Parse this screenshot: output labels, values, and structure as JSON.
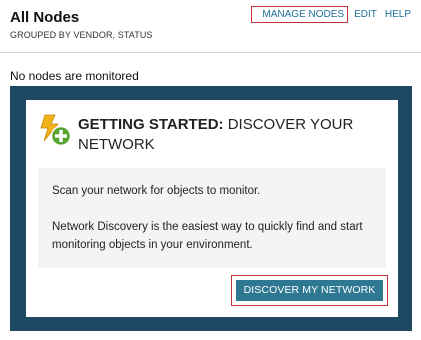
{
  "header": {
    "title": "All Nodes",
    "subtitle": "GROUPED BY VENDOR, STATUS",
    "links": {
      "manage": "MANAGE NODES",
      "edit": "EDIT",
      "help": "HELP"
    }
  },
  "status": {
    "message": "No nodes are monitored"
  },
  "getting_started": {
    "title_strong": "GETTING STARTED:",
    "title_rest": " DISCOVER YOUR NETWORK",
    "line1": "Scan your network for objects to monitor.",
    "paragraph": "Network Discovery is the easiest way to quickly find and start monitoring objects in your environment.",
    "button_label": "DISCOVER MY NETWORK",
    "icon": "lightning-plus-icon"
  },
  "colors": {
    "panel_frame": "#1f4962",
    "button": "#2f7891",
    "link": "#1f6f9b",
    "highlight_border": "#c5323a"
  }
}
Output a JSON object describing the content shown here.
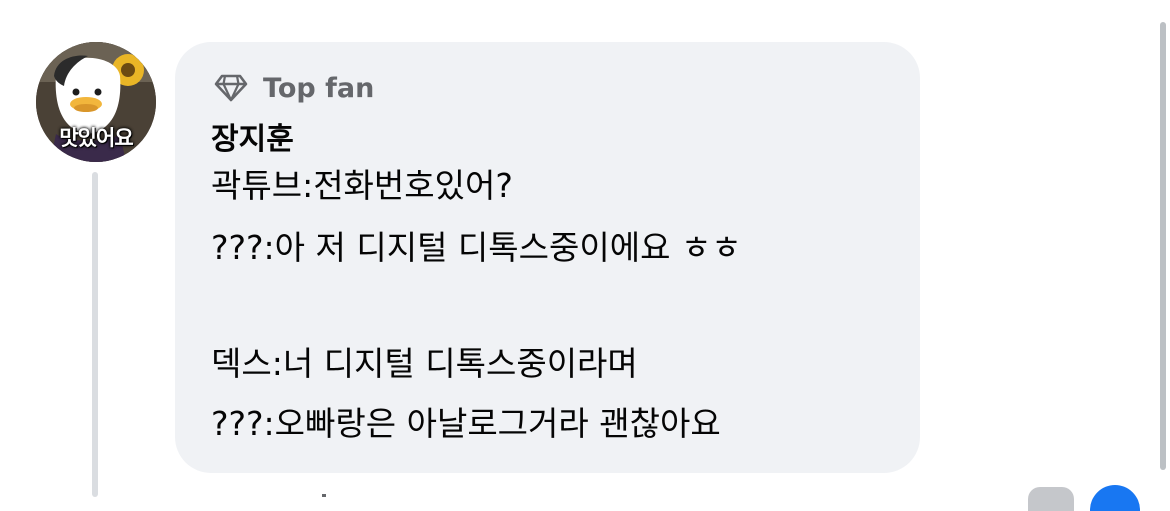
{
  "comment": {
    "badge": {
      "icon": "diamond-icon",
      "label": "Top fan"
    },
    "author": "장지훈",
    "avatar": {
      "caption": "맛있어요"
    },
    "lines": [
      "곽튜브:전화번호있어?",
      "???:아 저 디지털 디톡스중이에요 ㅎㅎ",
      "",
      "덱스:너 디지털 디톡스중이라며",
      "???:오빠랑은 아날로그거라 괜찮아요"
    ]
  },
  "colors": {
    "bubble_background": "#f0f2f5",
    "badge_text": "#65676b",
    "text": "#050505",
    "thread_line": "#dadde1",
    "like_blue": "#1877f2"
  }
}
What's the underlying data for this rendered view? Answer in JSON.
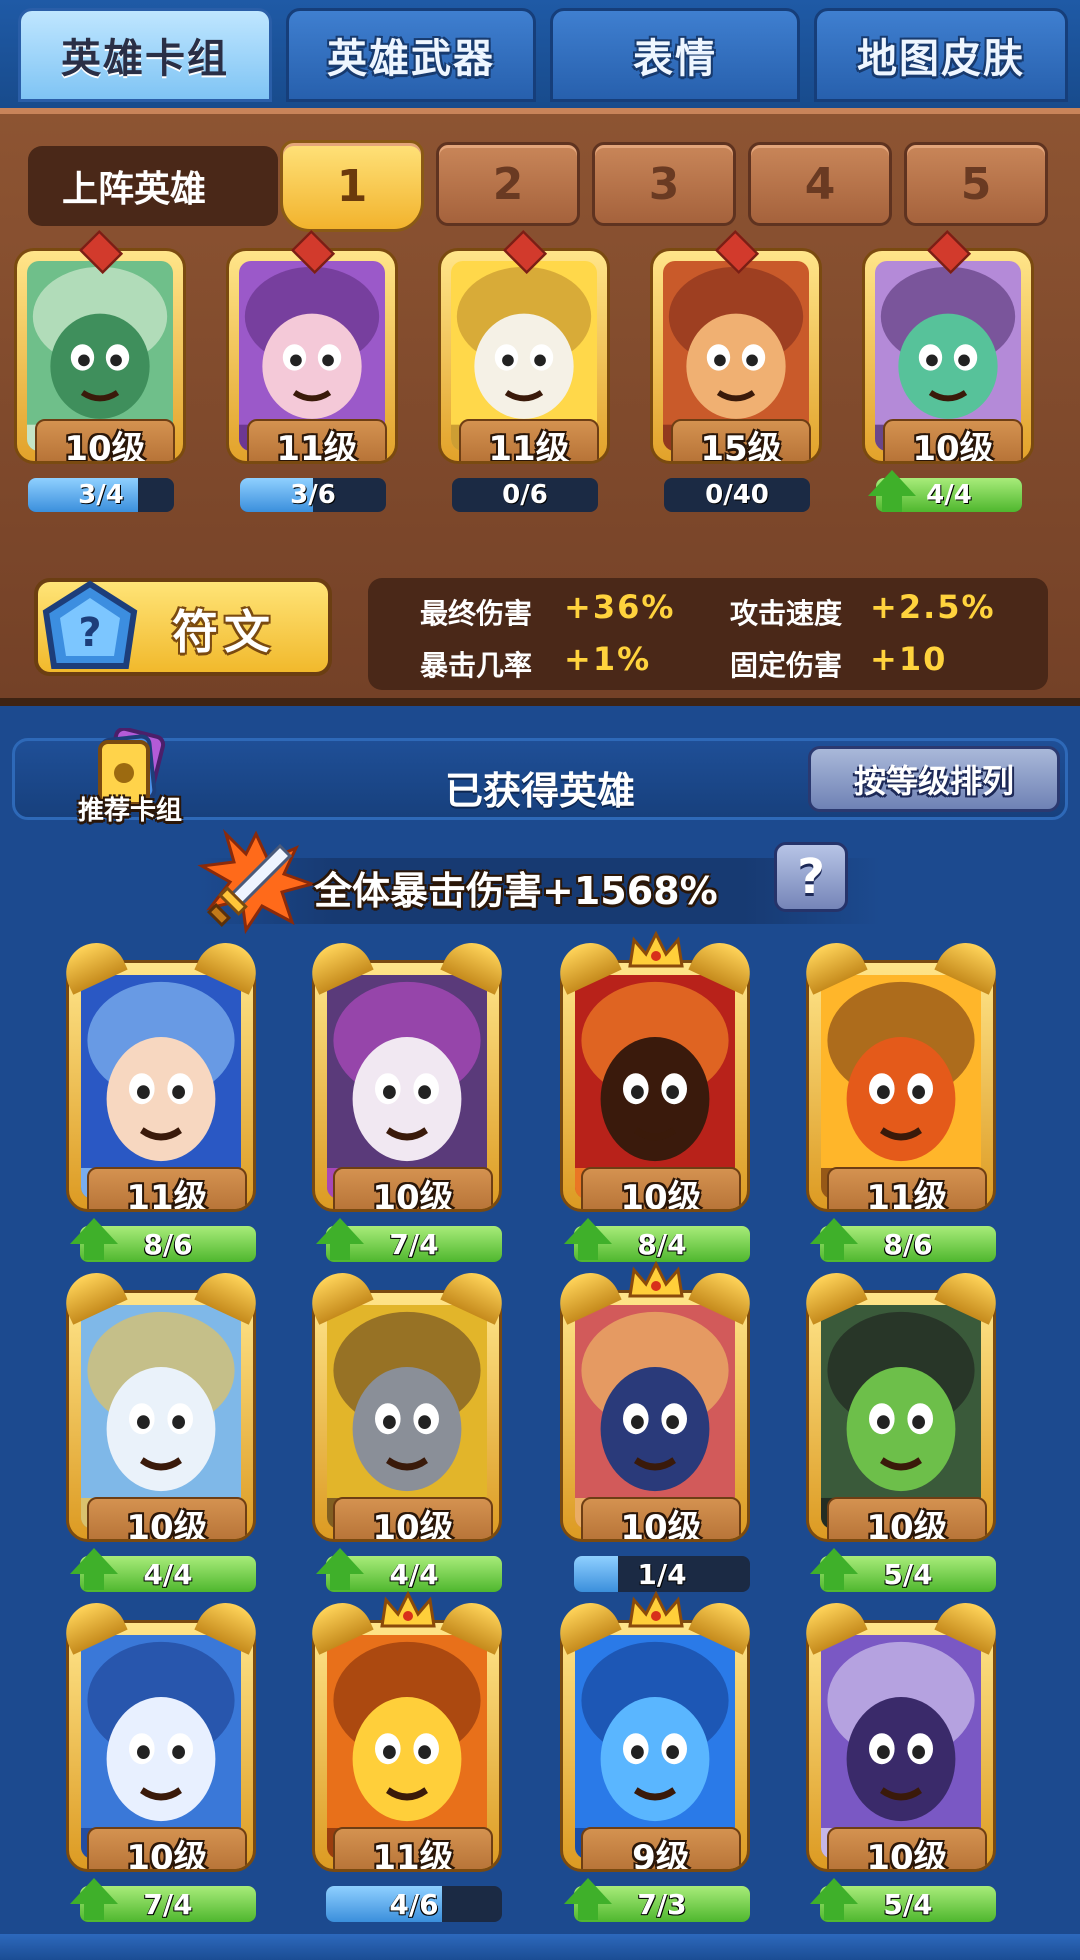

• What to work on: Where a line above holds the string "this", show that line.

• Expected answer:
Parse this screenshot: output labels, values, and structure as JSON.
What's the underlying data for this rendered view? Answer in JSON.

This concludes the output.